_Required task_
Please copy each of the records below line for line, with no changes.
* * * * * * *
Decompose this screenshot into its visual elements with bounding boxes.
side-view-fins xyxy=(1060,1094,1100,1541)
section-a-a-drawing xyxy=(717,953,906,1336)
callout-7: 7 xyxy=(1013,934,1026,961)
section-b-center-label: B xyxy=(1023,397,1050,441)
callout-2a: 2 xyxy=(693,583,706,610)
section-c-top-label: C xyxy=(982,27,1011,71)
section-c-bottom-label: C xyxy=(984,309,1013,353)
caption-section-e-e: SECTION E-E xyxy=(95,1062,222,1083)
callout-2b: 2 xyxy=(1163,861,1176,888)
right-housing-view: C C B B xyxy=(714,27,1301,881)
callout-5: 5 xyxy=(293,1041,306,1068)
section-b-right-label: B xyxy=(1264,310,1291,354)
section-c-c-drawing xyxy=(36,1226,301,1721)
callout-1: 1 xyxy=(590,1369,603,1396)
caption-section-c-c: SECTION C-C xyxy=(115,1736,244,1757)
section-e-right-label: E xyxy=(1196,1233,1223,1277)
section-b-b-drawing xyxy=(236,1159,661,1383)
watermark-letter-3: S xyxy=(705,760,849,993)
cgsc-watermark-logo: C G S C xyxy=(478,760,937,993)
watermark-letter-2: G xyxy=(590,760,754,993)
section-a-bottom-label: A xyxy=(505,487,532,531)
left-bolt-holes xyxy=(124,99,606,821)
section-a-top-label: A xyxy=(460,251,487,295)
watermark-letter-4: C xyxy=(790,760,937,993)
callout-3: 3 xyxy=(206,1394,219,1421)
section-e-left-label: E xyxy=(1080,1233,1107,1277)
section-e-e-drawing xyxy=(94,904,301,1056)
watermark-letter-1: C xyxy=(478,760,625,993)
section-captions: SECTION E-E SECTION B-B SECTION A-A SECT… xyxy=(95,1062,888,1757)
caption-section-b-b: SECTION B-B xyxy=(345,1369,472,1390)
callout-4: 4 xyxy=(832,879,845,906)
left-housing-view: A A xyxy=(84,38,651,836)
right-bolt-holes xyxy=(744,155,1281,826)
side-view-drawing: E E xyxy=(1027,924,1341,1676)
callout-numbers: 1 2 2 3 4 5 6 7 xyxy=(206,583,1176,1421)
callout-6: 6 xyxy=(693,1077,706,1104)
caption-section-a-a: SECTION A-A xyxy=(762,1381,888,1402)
* * * * * * *
_Result of this exercise_
Decompose this screenshot into its visual elements with bounding boxes.
side-view-fins xyxy=(1060,1094,1100,1541)
section-a-a-drawing xyxy=(717,953,906,1336)
callout-7: 7 xyxy=(1013,934,1026,961)
section-b-center-label: B xyxy=(1023,397,1050,441)
callout-2a: 2 xyxy=(693,583,706,610)
section-c-top-label: C xyxy=(982,27,1011,71)
section-c-bottom-label: C xyxy=(984,309,1013,353)
caption-section-e-e: SECTION E-E xyxy=(95,1062,222,1083)
callout-2b: 2 xyxy=(1163,861,1176,888)
right-housing-view: C C B B xyxy=(714,27,1301,881)
callout-5: 5 xyxy=(293,1041,306,1068)
section-b-right-label: B xyxy=(1264,310,1291,354)
section-c-c-drawing xyxy=(36,1226,301,1721)
callout-1: 1 xyxy=(590,1369,603,1396)
caption-section-c-c: SECTION C-C xyxy=(115,1736,244,1757)
section-e-right-label: E xyxy=(1196,1233,1223,1277)
section-b-b-drawing xyxy=(236,1159,661,1383)
watermark-letter-3: S xyxy=(705,760,849,993)
cgsc-watermark-logo: C G S C xyxy=(478,760,937,993)
watermark-letter-2: G xyxy=(590,760,754,993)
section-a-bottom-label: A xyxy=(505,487,532,531)
left-bolt-holes xyxy=(124,99,606,821)
section-a-top-label: A xyxy=(460,251,487,295)
watermark-letter-4: C xyxy=(790,760,937,993)
callout-3: 3 xyxy=(206,1394,219,1421)
section-e-left-label: E xyxy=(1080,1233,1107,1277)
section-e-e-drawing xyxy=(94,904,301,1056)
watermark-letter-1: C xyxy=(478,760,625,993)
section-captions: SECTION E-E SECTION B-B SECTION A-A SECT… xyxy=(95,1062,888,1757)
caption-section-b-b: SECTION B-B xyxy=(345,1369,472,1390)
callout-4: 4 xyxy=(832,879,845,906)
left-housing-view: A A xyxy=(84,38,651,836)
right-bolt-holes xyxy=(744,155,1281,826)
side-view-drawing: E E xyxy=(1027,924,1341,1676)
callout-numbers: 1 2 2 3 4 5 6 7 xyxy=(206,583,1176,1421)
callout-6: 6 xyxy=(693,1077,706,1104)
caption-section-a-a: SECTION A-A xyxy=(762,1381,888,1402)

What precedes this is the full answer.